--- begin Excerpted data ---
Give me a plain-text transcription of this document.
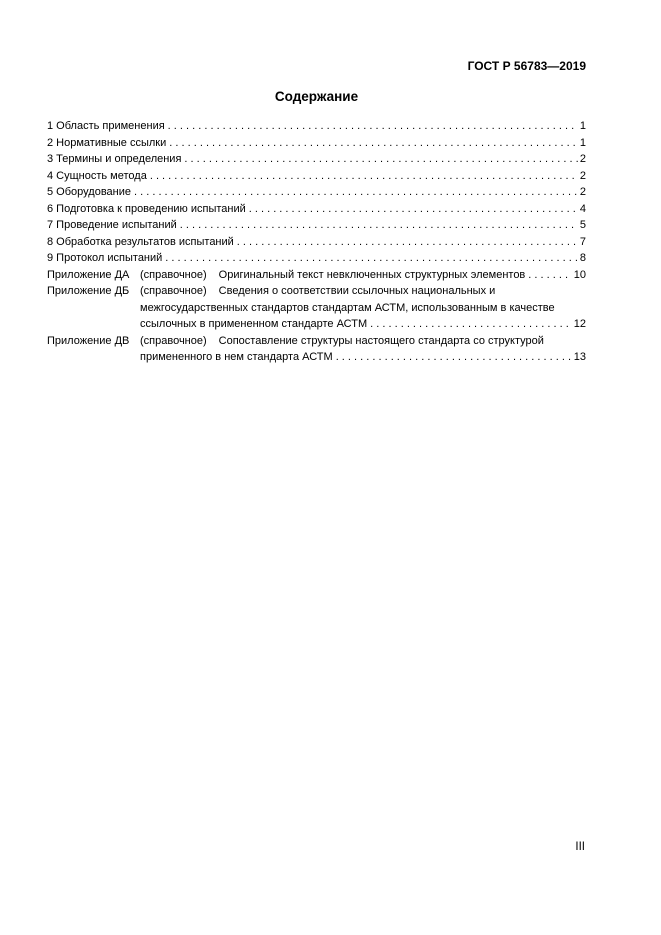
ГОСТ Р 56783—2019
Содержание
1 Область применения . . .	1
2 Нормативные ссылки . . .	1
3 Термины и определения . . .	2
4 Сущность метода . . .	2
5 Оборудование . . .	2
6 Подготовка к проведению испытаний . . .	4
7 Проведение испытаний . . .	5
8 Обработка результатов испытаний . . .	7
9 Протокол испытаний . . .	8
Приложение ДА (справочное) Оригинальный текст невключенных структурных элементов . . .	10
Приложение ДБ (справочное) Сведения о соответствии ссылочных национальных и
межгосударственных стандартов стандартам АСТМ, использованным в качестве
ссылочных в примененном стандарте АСТМ . . .	12
Приложение ДВ (справочное) Сопоставление структуры настоящего стандарта со структурой
примененного в нем стандарта АСТМ . . .	13
III
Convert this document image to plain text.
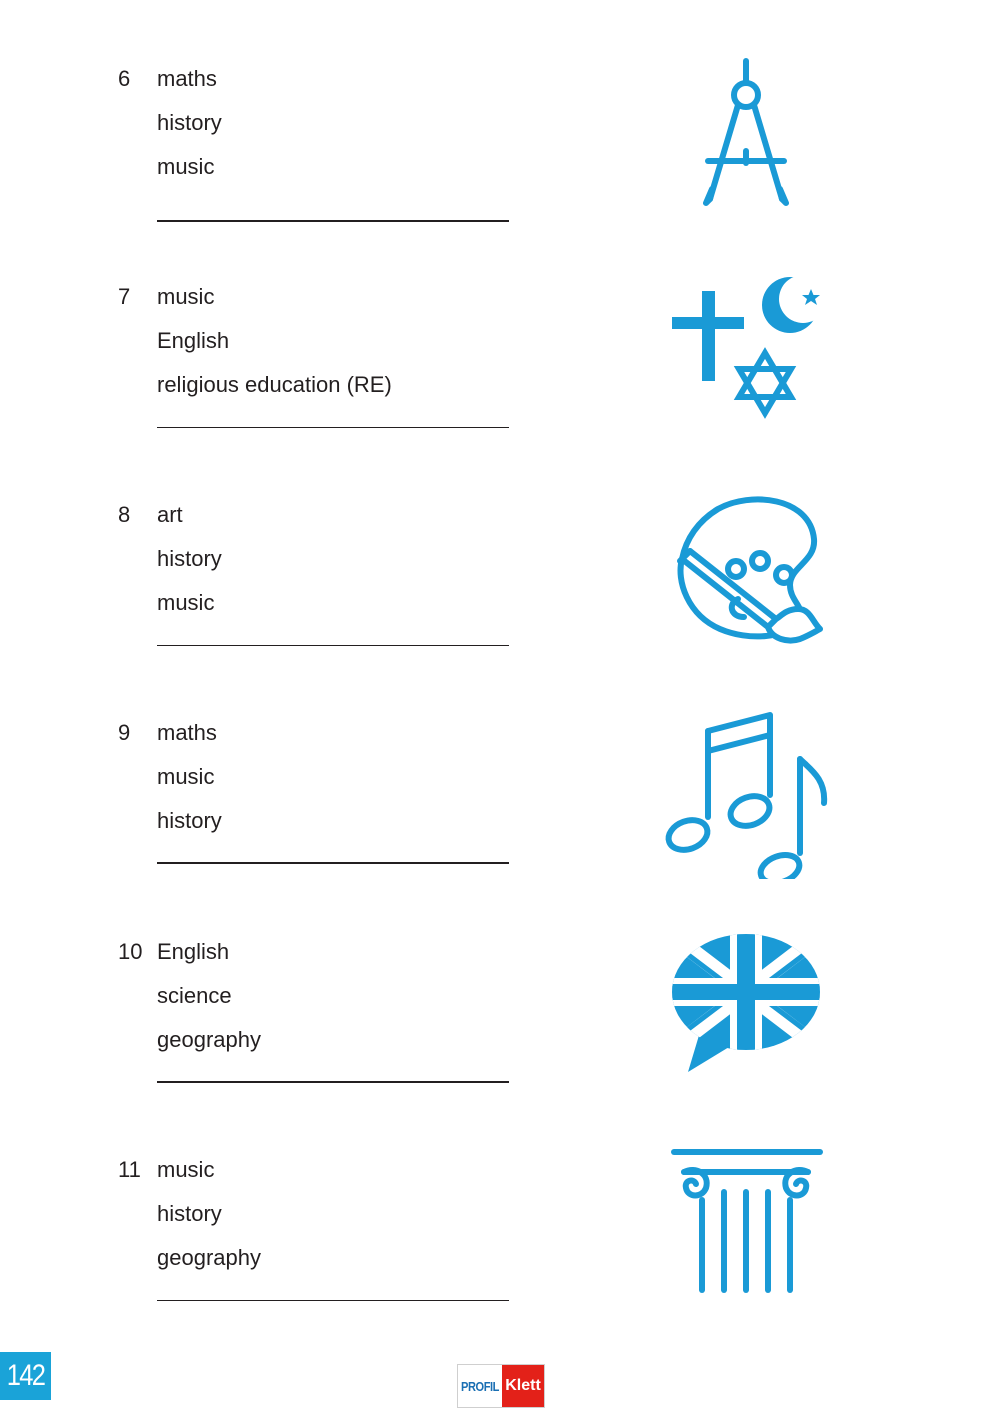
6 maths
history
music
7 music
English
religious education (RE)
8 art
history
music
9 maths
music
history
10 English
science
geography
11 music
history
geography
142	PROFIL Klett
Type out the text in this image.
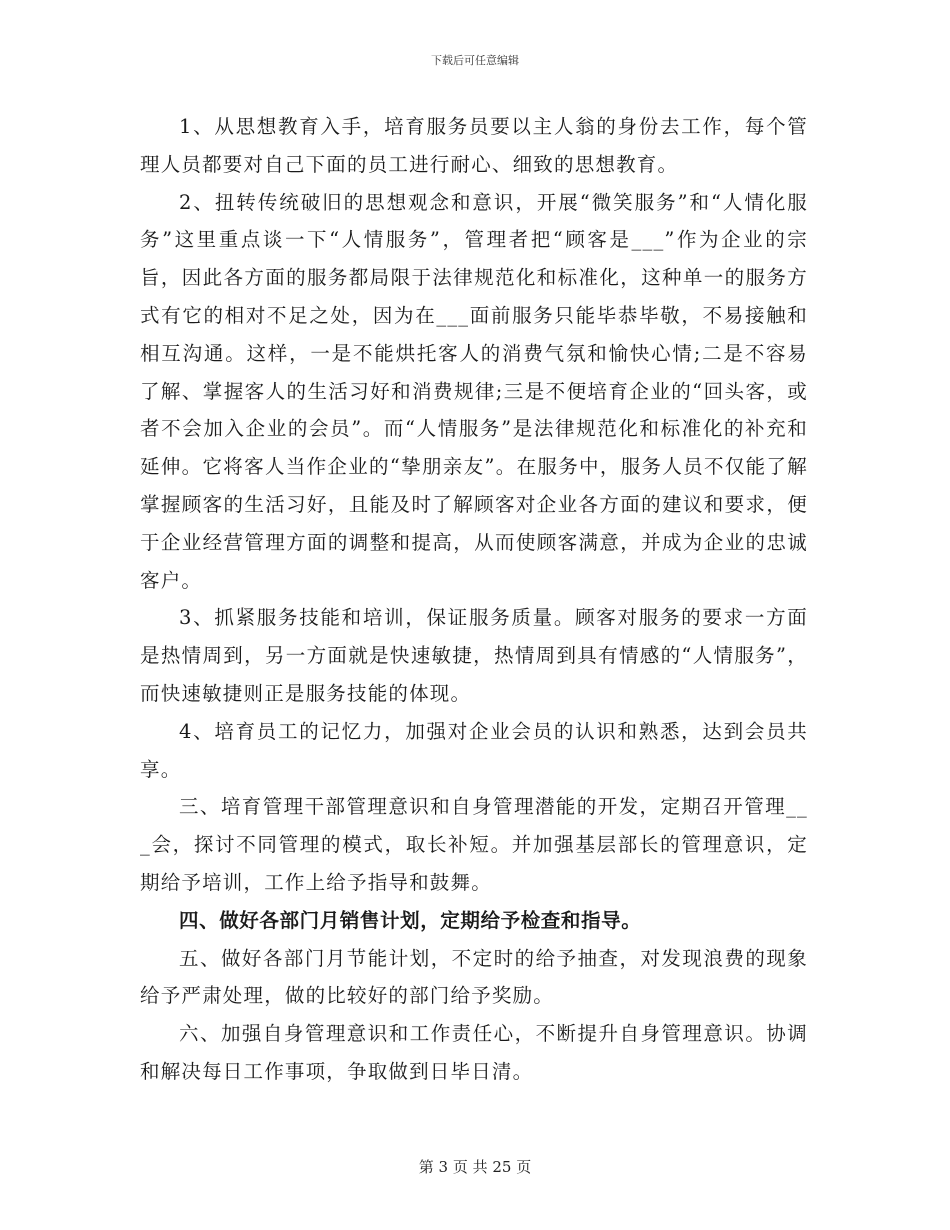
下载后可任意编辑

1、从思想教育入手，培育服务员要以主人翁的身份去工作，每个管理人员都要对自己下面的员工进行耐心、细致的思想教育。

2、扭转传统破旧的思想观念和意识，开展“微笑服务”和“人情化服务”这里重点谈一下“人情服务”，管理者把“顾客是___”作为企业的宗旨，因此各方面的服务都局限于法律规范化和标准化，这种单一的服务方式有它的相对不足之处，因为在___面前服务只能毕恭毕敬，不易接触和相互沟通。这样，一是不能烘托客人的消费气氛和愉快心情;二是不容易了解、掌握客人的生活习好和消费规律;三是不便培育企业的“回头客，或者不会加入企业的会员”。而“人情服务”是法律规范化和标准化的补充和延伸。它将客人当作企业的“挚朋亲友”。在服务中，服务人员不仅能了解掌握顾客的生活习好，且能及时了解顾客对企业各方面的建议和要求，便于企业经营管理方面的调整和提高，从而使顾客满意，并成为企业的忠诚客户。

3、抓紧服务技能和培训，保证服务质量。顾客对服务的要求一方面是热情周到，另一方面就是快速敏捷，热情周到具有情感的“人情服务”，而快速敏捷则正是服务技能的体现。

4、培育员工的记忆力，加强对企业会员的认识和熟悉，达到会员共享。

三、培育管理干部管理意识和自身管理潜能的开发，定期召开管理___会，探讨不同管理的模式，取长补短。并加强基层部长的管理意识，定期给予培训，工作上给予指导和鼓舞。

四、做好各部门月销售计划，定期给予检查和指导。

五、做好各部门月节能计划，不定时的给予抽查，对发现浪费的现象给予严肃处理，做的比较好的部门给予奖励。

六、加强自身管理意识和工作责任心，不断提升自身管理意识。协调和解决每日工作事项，争取做到日毕日清。

第 3 页 共 25 页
--- end Excerpted data ---
# What the exercise asks
Track down the lines that include the word "this" and copy them.

# Task result
Give me a plain-text transcription of this document.
Convert this document image to plain text.
Type out the text in this image.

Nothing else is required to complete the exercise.